TV Review: Fearless, ITV

“I learned a long time ago not to trust what people tell me”
I did want to love Fearless, I really did. Any series with Helen McCrory in its leading role has to be worthy of consideration and ITV have been upping their drama game (qv Unforgotten) recently. But despite an intriguing opener, the six episodes of Fearless increasingly tested the patience as Patrick Harbinson’s script failed to deliver on its twistily complex promise, instead giving us a fairly run-of-the-mill thriller that ultimately proved less than thrilling.
With a playbook that threw out major themes with regularity – miscarriages of justice, the Syrian refugee crisis, institutional corruption, the war in Iraq, the ethics of the surveillance state, just to name a few – it was inevitable that some would fall by the wayside. But with the amount of personal backstory for McCrory’s Emma also shoehorned in there, the narrative was both painfully overstuffed and sadly inconsequential – it was increasingly hard to know what we were meant to care about.

> [GIVEN ENTRIES]:
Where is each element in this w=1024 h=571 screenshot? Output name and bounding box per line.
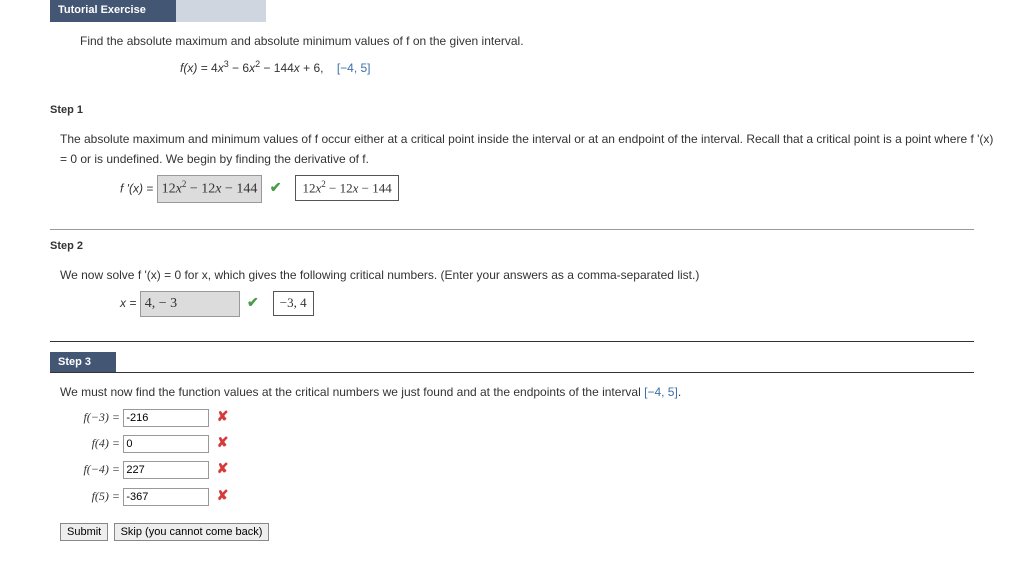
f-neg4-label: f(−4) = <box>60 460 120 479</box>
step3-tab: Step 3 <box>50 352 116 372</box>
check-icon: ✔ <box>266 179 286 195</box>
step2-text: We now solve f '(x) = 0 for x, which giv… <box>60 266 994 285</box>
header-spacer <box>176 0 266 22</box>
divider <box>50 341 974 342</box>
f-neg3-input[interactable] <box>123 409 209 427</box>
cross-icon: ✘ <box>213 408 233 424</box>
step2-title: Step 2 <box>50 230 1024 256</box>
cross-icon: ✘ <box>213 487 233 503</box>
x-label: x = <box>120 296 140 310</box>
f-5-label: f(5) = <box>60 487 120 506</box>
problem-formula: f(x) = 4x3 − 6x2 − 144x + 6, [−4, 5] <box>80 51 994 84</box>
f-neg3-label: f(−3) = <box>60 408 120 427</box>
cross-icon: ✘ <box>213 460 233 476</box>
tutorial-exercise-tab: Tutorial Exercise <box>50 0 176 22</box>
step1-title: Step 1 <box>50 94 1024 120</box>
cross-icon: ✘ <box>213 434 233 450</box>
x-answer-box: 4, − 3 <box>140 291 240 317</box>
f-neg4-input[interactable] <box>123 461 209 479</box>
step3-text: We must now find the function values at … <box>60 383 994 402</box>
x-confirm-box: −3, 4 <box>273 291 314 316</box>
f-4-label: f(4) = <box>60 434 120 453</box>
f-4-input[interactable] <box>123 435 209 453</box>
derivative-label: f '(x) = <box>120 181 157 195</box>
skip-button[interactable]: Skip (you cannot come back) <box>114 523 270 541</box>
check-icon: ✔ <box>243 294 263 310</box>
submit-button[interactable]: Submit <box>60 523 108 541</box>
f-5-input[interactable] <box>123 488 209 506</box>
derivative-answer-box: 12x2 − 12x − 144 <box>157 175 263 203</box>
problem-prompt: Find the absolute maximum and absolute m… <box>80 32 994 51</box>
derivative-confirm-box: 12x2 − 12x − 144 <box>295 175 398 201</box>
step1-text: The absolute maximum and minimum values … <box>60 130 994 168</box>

> [OBJECTIVE]: Transcribe the passage of the Fearless review starting at "With a playbook" and ending at "to care about.", reproducing it word for word.

> [ANSWER FOR THIS EXERCISE]:
With a playbook that threw out major themes with regularity – miscarriages of justice, the Syrian refugee crisis, institutional corruption, the war in Iraq, the ethics of the surveillance state, just to name a few – it was inevitable that some would fall by the wayside. But with the amount of personal backstory for McCrory’s Emma also shoehorned in there, the narrative was both painfully overstuffed and sadly inconsequential – it was increasingly hard to know what we were meant to care about.